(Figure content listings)
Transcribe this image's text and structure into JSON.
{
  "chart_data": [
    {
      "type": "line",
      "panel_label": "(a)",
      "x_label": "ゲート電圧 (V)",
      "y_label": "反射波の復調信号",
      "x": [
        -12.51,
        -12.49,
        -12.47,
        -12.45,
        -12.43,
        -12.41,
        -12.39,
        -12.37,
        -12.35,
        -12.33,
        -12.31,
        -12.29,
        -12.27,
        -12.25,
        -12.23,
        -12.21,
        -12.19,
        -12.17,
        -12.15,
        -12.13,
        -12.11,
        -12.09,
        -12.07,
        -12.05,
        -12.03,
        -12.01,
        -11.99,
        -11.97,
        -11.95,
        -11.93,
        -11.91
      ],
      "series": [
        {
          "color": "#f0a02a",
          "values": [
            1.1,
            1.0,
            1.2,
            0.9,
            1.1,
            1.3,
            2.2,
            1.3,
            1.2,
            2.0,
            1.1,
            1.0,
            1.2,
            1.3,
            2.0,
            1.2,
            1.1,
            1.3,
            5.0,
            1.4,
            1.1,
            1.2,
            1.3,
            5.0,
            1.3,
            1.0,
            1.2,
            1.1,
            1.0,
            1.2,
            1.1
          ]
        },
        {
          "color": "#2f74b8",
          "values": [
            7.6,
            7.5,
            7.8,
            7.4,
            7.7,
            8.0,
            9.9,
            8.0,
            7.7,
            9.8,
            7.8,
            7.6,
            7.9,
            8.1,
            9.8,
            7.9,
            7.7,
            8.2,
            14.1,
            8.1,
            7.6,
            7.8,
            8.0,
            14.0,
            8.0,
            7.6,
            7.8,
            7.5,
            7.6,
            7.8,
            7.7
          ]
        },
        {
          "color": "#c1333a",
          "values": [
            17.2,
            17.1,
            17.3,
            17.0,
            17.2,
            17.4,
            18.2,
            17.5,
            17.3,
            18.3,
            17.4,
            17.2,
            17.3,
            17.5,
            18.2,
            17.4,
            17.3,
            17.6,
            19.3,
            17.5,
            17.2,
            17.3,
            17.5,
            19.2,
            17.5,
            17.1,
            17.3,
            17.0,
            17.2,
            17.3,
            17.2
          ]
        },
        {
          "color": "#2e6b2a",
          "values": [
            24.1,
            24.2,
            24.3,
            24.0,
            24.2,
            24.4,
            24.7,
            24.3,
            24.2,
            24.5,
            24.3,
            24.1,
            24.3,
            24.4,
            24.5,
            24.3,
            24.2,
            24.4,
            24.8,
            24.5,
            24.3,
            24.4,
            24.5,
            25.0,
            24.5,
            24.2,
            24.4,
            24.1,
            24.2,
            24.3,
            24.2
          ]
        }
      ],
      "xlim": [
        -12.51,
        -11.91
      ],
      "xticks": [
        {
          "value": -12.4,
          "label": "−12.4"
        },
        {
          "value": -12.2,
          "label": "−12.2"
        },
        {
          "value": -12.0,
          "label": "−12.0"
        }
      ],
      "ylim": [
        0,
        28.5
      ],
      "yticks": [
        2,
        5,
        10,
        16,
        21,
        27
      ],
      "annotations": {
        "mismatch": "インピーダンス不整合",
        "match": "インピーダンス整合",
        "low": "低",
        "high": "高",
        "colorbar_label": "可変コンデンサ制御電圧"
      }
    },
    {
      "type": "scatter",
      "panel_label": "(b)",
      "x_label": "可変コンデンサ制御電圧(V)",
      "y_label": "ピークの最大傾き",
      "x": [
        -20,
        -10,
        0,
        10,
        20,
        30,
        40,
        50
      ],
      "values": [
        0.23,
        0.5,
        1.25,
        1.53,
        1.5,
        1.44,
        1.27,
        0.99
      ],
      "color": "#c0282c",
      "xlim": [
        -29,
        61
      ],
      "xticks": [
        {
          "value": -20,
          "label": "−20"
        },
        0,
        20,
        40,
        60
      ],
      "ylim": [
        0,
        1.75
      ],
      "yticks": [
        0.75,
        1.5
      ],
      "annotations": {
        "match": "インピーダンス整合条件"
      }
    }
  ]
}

__Problem requirements__
Reproduce the material above without altering a single character.

__Response below__
Transcribe this image's text and structure into JSON.
{
  "chart_data": [
    {
      "type": "line",
      "panel_label": "(a)",
      "x_label": "ゲート電圧 (V)",
      "y_label": "反射波の復調信号",
      "x": [
        -12.51,
        -12.49,
        -12.47,
        -12.45,
        -12.43,
        -12.41,
        -12.39,
        -12.37,
        -12.35,
        -12.33,
        -12.31,
        -12.29,
        -12.27,
        -12.25,
        -12.23,
        -12.21,
        -12.19,
        -12.17,
        -12.15,
        -12.13,
        -12.11,
        -12.09,
        -12.07,
        -12.05,
        -12.03,
        -12.01,
        -11.99,
        -11.97,
        -11.95,
        -11.93,
        -11.91
      ],
      "series": [
        {
          "color": "#f0a02a",
          "values": [
            1.1,
            1.0,
            1.2,
            0.9,
            1.1,
            1.3,
            2.2,
            1.3,
            1.2,
            2.0,
            1.1,
            1.0,
            1.2,
            1.3,
            2.0,
            1.2,
            1.1,
            1.3,
            5.0,
            1.4,
            1.1,
            1.2,
            1.3,
            5.0,
            1.3,
            1.0,
            1.2,
            1.1,
            1.0,
            1.2,
            1.1
          ]
        },
        {
          "color": "#2f74b8",
          "values": [
            7.6,
            7.5,
            7.8,
            7.4,
            7.7,
            8.0,
            9.9,
            8.0,
            7.7,
            9.8,
            7.8,
            7.6,
            7.9,
            8.1,
            9.8,
            7.9,
            7.7,
            8.2,
            14.1,
            8.1,
            7.6,
            7.8,
            8.0,
            14.0,
            8.0,
            7.6,
            7.8,
            7.5,
            7.6,
            7.8,
            7.7
          ]
        },
        {
          "color": "#c1333a",
          "values": [
            17.2,
            17.1,
            17.3,
            17.0,
            17.2,
            17.4,
            18.2,
            17.5,
            17.3,
            18.3,
            17.4,
            17.2,
            17.3,
            17.5,
            18.2,
            17.4,
            17.3,
            17.6,
            19.3,
            17.5,
            17.2,
            17.3,
            17.5,
            19.2,
            17.5,
            17.1,
            17.3,
            17.0,
            17.2,
            17.3,
            17.2
          ]
        },
        {
          "color": "#2e6b2a",
          "values": [
            24.1,
            24.2,
            24.3,
            24.0,
            24.2,
            24.4,
            24.7,
            24.3,
            24.2,
            24.5,
            24.3,
            24.1,
            24.3,
            24.4,
            24.5,
            24.3,
            24.2,
            24.4,
            24.8,
            24.5,
            24.3,
            24.4,
            24.5,
            25.0,
            24.5,
            24.2,
            24.4,
            24.1,
            24.2,
            24.3,
            24.2
          ]
        }
      ],
      "xlim": [
        -12.51,
        -11.91
      ],
      "xticks": [
        {
          "value": -12.4,
          "label": "−12.4"
        },
        {
          "value": -12.2,
          "label": "−12.2"
        },
        {
          "value": -12.0,
          "label": "−12.0"
        }
      ],
      "ylim": [
        0,
        28.5
      ],
      "yticks": [
        2,
        5,
        10,
        16,
        21,
        27
      ],
      "annotations": {
        "mismatch": "インピーダンス不整合",
        "match": "インピーダンス整合",
        "low": "低",
        "high": "高",
        "colorbar_label": "可変コンデンサ制御電圧"
      }
    },
    {
      "type": "scatter",
      "panel_label": "(b)",
      "x_label": "可変コンデンサ制御電圧(V)",
      "y_label": "ピークの最大傾き",
      "x": [
        -20,
        -10,
        0,
        10,
        20,
        30,
        40,
        50
      ],
      "values": [
        0.23,
        0.5,
        1.25,
        1.53,
        1.5,
        1.44,
        1.27,
        0.99
      ],
      "color": "#c0282c",
      "xlim": [
        -29,
        61
      ],
      "xticks": [
        {
          "value": -20,
          "label": "−20"
        },
        0,
        20,
        40,
        60
      ],
      "ylim": [
        0,
        1.75
      ],
      "yticks": [
        0.75,
        1.5
      ],
      "annotations": {
        "match": "インピーダンス整合条件"
      }
    }
  ]
}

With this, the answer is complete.